━━ Dataset ━━
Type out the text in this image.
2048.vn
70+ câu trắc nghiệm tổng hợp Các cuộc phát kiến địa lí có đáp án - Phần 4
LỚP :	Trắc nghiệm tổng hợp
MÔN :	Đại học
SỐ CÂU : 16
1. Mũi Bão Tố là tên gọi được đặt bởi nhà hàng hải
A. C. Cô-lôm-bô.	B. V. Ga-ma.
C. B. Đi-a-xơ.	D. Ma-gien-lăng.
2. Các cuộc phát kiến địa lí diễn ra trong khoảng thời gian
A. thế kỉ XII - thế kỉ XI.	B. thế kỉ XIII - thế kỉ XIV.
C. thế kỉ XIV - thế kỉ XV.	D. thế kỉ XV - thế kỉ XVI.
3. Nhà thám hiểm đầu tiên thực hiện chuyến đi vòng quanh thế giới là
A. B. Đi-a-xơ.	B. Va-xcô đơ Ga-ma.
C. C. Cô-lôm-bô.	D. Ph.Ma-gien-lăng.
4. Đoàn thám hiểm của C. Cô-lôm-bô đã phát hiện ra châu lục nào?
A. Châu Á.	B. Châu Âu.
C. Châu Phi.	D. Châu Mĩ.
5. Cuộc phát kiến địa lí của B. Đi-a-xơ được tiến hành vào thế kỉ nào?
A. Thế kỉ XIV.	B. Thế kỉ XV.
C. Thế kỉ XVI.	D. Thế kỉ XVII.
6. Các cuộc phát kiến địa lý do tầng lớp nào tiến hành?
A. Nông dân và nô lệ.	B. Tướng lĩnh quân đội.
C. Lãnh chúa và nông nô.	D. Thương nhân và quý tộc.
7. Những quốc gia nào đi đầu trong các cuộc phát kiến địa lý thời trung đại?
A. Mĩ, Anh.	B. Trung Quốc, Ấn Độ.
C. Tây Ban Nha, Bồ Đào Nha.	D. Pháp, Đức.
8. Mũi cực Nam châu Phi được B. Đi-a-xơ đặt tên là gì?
━━━
• What to work on:
Every line of the data above should be reproduced word for word.

• Final result:
Type out the text in this image.
2048.vn
70+ câu trắc nghiệm tổng hợp Các cuộc phát kiến địa lí có đáp án - Phần 4
LỚP :	Trắc nghiệm tổng hợp
MÔN :	Đại học
SỐ CÂU : 16
1. Mũi Bão Tố là tên gọi được đặt bởi nhà hàng hải
A. C. Cô-lôm-bô.	B. V. Ga-ma.
C. B. Đi-a-xơ.	D. Ma-gien-lăng.
2. Các cuộc phát kiến địa lí diễn ra trong khoảng thời gian
A. thế kỉ XII - thế kỉ XI.	B. thế kỉ XIII - thế kỉ XIV.
C. thế kỉ XIV - thế kỉ XV.	D. thế kỉ XV - thế kỉ XVI.
3. Nhà thám hiểm đầu tiên thực hiện chuyến đi vòng quanh thế giới là
A. B. Đi-a-xơ.	B. Va-xcô đơ Ga-ma.
C. C. Cô-lôm-bô.	D. Ph.Ma-gien-lăng.
4. Đoàn thám hiểm của C. Cô-lôm-bô đã phát hiện ra châu lục nào?
A. Châu Á.	B. Châu Âu.
C. Châu Phi.	D. Châu Mĩ.
5. Cuộc phát kiến địa lí của B. Đi-a-xơ được tiến hành vào thế kỉ nào?
A. Thế kỉ XIV.	B. Thế kỉ XV.
C. Thế kỉ XVI.	D. Thế kỉ XVII.
6. Các cuộc phát kiến địa lý do tầng lớp nào tiến hành?
A. Nông dân và nô lệ.	B. Tướng lĩnh quân đội.
C. Lãnh chúa và nông nô.	D. Thương nhân và quý tộc.
7. Những quốc gia nào đi đầu trong các cuộc phát kiến địa lý thời trung đại?
A. Mĩ, Anh.	B. Trung Quốc, Ấn Độ.
C. Tây Ban Nha, Bồ Đào Nha.	D. Pháp, Đức.
8. Mũi cực Nam châu Phi được B. Đi-a-xơ đặt tên là gì?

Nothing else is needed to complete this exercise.